Exercise objective: Write out the records below once more, exactly as they stand.

[Provided data start]

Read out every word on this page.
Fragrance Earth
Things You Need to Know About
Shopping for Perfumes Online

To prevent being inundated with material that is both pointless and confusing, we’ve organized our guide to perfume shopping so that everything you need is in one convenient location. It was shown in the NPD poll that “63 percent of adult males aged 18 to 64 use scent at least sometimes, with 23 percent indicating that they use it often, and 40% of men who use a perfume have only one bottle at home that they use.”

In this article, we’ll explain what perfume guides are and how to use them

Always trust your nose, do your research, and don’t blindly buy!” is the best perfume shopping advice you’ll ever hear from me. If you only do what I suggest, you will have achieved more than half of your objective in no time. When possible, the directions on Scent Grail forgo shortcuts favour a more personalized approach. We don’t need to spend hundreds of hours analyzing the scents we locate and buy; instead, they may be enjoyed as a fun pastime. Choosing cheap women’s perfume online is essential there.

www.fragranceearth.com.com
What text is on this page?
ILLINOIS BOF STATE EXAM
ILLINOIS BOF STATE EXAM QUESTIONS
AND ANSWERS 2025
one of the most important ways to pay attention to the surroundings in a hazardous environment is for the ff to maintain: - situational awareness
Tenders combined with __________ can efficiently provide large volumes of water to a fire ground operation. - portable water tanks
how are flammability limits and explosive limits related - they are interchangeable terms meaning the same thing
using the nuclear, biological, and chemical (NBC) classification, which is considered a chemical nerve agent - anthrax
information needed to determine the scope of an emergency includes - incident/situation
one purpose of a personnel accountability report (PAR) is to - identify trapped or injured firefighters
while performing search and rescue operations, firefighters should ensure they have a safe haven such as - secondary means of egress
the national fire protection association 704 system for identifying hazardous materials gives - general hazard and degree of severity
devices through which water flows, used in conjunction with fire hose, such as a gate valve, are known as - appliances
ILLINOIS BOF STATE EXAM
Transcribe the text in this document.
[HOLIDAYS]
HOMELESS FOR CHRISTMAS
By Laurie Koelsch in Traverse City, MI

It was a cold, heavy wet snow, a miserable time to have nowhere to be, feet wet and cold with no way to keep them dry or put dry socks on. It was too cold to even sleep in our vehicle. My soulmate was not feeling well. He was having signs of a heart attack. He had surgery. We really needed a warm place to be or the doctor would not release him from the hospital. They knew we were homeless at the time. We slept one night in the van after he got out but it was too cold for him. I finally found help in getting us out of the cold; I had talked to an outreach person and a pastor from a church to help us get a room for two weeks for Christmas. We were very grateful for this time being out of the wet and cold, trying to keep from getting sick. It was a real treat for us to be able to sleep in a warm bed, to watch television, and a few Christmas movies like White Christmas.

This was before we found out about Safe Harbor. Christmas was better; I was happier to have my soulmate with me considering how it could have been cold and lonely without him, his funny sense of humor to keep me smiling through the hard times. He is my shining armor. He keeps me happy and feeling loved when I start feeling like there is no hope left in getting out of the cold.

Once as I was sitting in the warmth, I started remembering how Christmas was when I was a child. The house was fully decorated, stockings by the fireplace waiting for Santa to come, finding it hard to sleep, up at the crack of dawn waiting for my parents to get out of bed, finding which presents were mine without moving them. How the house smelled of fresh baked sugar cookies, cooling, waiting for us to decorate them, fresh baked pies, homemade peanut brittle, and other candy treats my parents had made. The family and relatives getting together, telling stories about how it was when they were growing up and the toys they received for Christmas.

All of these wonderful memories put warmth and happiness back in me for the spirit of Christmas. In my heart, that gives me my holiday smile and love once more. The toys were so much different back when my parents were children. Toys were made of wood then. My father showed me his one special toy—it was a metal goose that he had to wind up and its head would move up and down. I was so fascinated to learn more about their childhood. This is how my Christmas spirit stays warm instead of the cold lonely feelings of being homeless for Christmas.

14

[Provided data end]

Answer in full:
Read out every word on this page.
Fragrance Earth
Things You Need to Know About
Shopping for Perfumes Online

To prevent being inundated with material that is both pointless and confusing, we’ve organized our guide to perfume shopping so that everything you need is in one convenient location. It was shown in the NPD poll that “63 percent of adult males aged 18 to 64 use scent at least sometimes, with 23 percent indicating that they use it often, and 40% of men who use a perfume have only one bottle at home that they use.”

In this article, we’ll explain what perfume guides are and how to use them

Always trust your nose, do your research, and don’t blindly buy!” is the best perfume shopping advice you’ll ever hear from me. If you only do what I suggest, you will have achieved more than half of your objective in no time. When possible, the directions on Scent Grail forgo shortcuts favour a more personalized approach. We don’t need to spend hundreds of hours analyzing the scents we locate and buy; instead, they may be enjoyed as a fun pastime. Choosing cheap women’s perfume online is essential there.

www.fragranceearth.com.com
What text is on this page?
ILLINOIS BOF STATE EXAM
ILLINOIS BOF STATE EXAM QUESTIONS
AND ANSWERS 2025
one of the most important ways to pay attention to the surroundings in a hazardous environment is for the ff to maintain: - situational awareness
Tenders combined with __________ can efficiently provide large volumes of water to a fire ground operation. - portable water tanks
how are flammability limits and explosive limits related - they are interchangeable terms meaning the same thing
using the nuclear, biological, and chemical (NBC) classification, which is considered a chemical nerve agent - anthrax
information needed to determine the scope of an emergency includes - incident/situation
one purpose of a personnel accountability report (PAR) is to - identify trapped or injured firefighters
while performing search and rescue operations, firefighters should ensure they have a safe haven such as - secondary means of egress
the national fire protection association 704 system for identifying hazardous materials gives - general hazard and degree of severity
devices through which water flows, used in conjunction with fire hose, such as a gate valve, are known as - appliances
ILLINOIS BOF STATE EXAM
Transcribe the text in this document.
[HOLIDAYS]
HOMELESS FOR CHRISTMAS
By Laurie Koelsch in Traverse City, MI

It was a cold, heavy wet snow, a miserable time to have nowhere to be, feet wet and cold with no way to keep them dry or put dry socks on. It was too cold to even sleep in our vehicle. My soulmate was not feeling well. He was having signs of a heart attack. He had surgery. We really needed a warm place to be or the doctor would not release him from the hospital. They knew we were homeless at the time. We slept one night in the van after he got out but it was too cold for him. I finally found help in getting us out of the cold; I had talked to an outreach person and a pastor from a church to help us get a room for two weeks for Christmas. We were very grateful for this time being out of the wet and cold, trying to keep from getting sick. It was a real treat for us to be able to sleep in a warm bed, to watch television, and a few Christmas movies like White Christmas.

This was before we found out about Safe Harbor. Christmas was better; I was happier to have my soulmate with me considering how it could have been cold and lonely without him, his funny sense of humor to keep me smiling through the hard times. He is my shining armor. He keeps me happy and feeling loved when I start feeling like there is no hope left in getting out of the cold.

Once as I was sitting in the warmth, I started remembering how Christmas was when I was a child. The house was fully decorated, stockings by the fireplace waiting for Santa to come, finding it hard to sleep, up at the crack of dawn waiting for my parents to get out of bed, finding which presents were mine without moving them. How the house smelled of fresh baked sugar cookies, cooling, waiting for us to decorate them, fresh baked pies, homemade peanut brittle, and other candy treats my parents had made. The family and relatives getting together, telling stories about how it was when they were growing up and the toys they received for Christmas.

All of these wonderful memories put warmth and happiness back in me for the spirit of Christmas. In my heart, that gives me my holiday smile and love once more. The toys were so much different back when my parents were children. Toys were made of wood then. My father showed me his one special toy—it was a metal goose that he had to wind up and its head would move up and down. I was so fascinated to learn more about their childhood. This is how my Christmas spirit stays warm instead of the cold lonely feelings of being homeless for Christmas.

14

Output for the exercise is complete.